------ Data lines ------

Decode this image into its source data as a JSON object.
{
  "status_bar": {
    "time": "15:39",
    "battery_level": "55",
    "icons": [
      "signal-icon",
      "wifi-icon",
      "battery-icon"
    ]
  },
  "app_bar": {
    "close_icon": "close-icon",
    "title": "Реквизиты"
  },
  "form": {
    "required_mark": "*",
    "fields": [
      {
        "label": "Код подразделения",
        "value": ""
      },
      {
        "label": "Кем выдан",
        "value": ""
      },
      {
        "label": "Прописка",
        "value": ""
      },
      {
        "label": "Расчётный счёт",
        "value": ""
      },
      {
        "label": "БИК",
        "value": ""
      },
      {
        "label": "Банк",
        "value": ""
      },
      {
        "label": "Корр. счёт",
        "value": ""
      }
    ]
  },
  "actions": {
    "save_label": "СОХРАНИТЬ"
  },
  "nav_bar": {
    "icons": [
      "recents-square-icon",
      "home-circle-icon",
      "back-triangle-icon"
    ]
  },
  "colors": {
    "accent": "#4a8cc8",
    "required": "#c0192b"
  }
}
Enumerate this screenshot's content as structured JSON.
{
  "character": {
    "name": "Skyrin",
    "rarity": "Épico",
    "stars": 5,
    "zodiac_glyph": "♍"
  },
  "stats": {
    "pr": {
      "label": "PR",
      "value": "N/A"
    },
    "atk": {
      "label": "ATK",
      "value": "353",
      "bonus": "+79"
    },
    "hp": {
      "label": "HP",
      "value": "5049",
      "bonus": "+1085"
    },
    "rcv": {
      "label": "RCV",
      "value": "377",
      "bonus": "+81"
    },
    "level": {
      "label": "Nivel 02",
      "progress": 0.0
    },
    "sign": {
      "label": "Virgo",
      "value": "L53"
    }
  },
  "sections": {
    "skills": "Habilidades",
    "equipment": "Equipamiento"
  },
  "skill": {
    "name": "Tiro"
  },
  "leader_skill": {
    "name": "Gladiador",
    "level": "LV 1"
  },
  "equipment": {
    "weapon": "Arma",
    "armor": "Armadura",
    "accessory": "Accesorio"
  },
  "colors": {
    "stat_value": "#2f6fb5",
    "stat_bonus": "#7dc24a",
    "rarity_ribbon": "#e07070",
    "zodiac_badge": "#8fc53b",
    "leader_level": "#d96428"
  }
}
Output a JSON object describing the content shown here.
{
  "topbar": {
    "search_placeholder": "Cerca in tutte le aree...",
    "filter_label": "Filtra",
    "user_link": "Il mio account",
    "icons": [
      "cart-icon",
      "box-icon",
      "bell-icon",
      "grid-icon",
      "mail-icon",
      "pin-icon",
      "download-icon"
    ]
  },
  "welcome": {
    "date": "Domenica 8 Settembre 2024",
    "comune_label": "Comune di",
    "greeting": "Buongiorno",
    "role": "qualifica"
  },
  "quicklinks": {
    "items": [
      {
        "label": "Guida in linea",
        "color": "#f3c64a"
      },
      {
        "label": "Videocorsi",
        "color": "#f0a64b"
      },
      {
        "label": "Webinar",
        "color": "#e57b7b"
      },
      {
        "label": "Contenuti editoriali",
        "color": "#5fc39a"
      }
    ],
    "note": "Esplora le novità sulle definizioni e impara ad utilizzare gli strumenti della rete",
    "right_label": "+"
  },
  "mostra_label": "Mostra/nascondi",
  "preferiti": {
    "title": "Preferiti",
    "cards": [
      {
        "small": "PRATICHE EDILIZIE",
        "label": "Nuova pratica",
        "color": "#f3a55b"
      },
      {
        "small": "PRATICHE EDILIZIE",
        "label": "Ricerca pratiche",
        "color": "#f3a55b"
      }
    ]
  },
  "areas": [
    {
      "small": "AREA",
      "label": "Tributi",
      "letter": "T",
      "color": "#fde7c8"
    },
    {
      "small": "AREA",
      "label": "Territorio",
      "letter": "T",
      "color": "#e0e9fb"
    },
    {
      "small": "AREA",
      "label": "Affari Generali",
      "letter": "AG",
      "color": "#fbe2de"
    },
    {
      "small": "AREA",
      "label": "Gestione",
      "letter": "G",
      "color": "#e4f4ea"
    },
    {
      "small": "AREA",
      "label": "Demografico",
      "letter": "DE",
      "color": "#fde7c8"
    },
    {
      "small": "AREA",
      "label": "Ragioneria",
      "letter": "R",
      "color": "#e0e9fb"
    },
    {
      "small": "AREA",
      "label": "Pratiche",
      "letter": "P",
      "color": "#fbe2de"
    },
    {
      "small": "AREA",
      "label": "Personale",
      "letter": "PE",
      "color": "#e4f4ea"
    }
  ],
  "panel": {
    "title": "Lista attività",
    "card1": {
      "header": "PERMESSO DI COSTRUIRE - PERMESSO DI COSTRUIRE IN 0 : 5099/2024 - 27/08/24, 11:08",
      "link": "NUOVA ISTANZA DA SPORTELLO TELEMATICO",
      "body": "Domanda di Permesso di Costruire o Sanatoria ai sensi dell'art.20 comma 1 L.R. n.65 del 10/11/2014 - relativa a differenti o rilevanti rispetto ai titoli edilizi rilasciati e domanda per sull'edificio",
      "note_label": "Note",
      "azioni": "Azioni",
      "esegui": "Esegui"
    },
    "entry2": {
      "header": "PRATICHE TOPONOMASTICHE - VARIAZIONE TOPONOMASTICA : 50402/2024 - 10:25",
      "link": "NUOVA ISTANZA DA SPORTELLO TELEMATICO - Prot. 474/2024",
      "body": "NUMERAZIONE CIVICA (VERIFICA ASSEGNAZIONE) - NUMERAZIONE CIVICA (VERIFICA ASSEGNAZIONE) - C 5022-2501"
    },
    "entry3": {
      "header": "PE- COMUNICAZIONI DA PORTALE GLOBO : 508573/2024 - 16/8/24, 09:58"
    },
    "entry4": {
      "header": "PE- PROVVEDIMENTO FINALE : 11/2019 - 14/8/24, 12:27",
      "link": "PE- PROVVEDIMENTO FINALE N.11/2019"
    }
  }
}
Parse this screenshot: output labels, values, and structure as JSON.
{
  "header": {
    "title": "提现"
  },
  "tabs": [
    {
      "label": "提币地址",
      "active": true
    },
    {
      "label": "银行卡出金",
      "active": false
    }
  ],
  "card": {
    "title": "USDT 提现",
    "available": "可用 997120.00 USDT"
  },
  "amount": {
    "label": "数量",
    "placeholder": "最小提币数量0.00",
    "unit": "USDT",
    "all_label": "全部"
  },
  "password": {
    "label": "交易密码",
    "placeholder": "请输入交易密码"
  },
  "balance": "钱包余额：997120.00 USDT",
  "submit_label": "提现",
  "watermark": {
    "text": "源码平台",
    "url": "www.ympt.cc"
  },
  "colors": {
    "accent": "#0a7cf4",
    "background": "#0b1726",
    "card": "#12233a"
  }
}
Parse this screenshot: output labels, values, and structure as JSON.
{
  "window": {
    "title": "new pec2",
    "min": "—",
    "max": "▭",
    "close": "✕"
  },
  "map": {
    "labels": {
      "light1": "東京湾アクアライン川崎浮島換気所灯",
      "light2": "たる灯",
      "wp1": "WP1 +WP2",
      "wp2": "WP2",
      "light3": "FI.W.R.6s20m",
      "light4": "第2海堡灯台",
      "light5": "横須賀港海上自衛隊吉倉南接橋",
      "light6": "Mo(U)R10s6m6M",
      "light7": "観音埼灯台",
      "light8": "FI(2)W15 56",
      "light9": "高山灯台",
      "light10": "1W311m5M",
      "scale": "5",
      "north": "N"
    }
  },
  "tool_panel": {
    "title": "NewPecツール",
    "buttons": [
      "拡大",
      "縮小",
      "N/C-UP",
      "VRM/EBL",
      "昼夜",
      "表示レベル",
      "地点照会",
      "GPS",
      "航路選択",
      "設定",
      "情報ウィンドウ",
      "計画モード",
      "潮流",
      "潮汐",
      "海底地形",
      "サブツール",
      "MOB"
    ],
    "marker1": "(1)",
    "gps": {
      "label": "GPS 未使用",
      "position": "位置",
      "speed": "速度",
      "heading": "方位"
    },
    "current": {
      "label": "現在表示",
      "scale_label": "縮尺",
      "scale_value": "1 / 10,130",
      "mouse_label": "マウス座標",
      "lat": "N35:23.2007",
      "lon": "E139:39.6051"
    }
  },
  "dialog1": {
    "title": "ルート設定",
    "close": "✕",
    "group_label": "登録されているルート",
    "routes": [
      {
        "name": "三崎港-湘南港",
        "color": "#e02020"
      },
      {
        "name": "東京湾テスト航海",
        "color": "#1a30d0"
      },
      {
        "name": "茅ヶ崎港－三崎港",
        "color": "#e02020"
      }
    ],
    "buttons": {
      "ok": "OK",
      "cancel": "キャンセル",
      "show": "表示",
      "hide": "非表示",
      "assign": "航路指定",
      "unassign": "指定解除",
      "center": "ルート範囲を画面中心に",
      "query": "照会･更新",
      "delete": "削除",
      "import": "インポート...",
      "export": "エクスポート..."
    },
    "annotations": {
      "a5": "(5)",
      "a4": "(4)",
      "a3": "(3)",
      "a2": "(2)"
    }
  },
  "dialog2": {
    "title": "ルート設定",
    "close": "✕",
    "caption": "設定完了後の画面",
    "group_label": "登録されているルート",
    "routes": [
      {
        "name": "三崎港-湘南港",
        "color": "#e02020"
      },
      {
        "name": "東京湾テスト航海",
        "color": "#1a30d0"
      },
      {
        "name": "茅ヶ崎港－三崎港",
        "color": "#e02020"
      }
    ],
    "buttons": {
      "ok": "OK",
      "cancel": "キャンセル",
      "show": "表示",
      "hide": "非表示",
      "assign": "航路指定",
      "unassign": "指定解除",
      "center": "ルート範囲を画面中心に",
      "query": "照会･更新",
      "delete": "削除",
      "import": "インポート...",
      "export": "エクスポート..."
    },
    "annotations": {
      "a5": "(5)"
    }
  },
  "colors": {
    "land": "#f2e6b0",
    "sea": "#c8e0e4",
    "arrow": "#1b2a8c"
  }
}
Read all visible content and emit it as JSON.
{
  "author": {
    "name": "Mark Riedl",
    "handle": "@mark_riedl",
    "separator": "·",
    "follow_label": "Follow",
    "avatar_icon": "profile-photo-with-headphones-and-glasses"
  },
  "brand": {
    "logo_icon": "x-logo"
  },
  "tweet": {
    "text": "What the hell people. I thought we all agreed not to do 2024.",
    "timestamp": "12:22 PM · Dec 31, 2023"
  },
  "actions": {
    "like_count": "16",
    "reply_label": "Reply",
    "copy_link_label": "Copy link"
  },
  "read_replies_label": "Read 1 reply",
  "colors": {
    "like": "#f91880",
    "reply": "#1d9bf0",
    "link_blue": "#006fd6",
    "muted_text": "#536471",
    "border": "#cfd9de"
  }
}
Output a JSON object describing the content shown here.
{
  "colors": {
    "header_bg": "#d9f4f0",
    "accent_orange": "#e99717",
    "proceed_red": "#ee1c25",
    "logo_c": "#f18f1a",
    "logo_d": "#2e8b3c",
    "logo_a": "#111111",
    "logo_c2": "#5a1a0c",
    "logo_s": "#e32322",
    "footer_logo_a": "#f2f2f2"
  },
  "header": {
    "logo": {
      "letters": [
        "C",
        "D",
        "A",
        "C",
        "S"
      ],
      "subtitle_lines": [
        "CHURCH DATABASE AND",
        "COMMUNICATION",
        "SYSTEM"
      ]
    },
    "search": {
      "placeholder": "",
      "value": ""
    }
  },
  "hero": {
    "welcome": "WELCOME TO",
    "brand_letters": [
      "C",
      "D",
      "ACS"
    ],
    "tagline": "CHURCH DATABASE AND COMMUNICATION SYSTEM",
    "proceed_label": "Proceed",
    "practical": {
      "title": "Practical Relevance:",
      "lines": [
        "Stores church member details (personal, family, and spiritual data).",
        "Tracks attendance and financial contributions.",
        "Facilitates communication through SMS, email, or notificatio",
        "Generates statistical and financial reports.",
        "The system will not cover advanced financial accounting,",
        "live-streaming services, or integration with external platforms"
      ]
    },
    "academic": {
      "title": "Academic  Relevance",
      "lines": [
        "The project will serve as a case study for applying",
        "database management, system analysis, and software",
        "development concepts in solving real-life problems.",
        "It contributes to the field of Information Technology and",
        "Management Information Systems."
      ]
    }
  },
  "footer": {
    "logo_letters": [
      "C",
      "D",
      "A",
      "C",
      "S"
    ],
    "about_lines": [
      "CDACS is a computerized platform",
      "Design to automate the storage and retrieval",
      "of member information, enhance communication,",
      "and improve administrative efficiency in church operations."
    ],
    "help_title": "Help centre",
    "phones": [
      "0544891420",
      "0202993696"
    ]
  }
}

------

## The exercise
Within the listing above, find every line containing the string "member" and return it.

## Response to the exercise
        "Stores church member details (personal, family, and spiritual data).",
      "of member information, enhance communication,",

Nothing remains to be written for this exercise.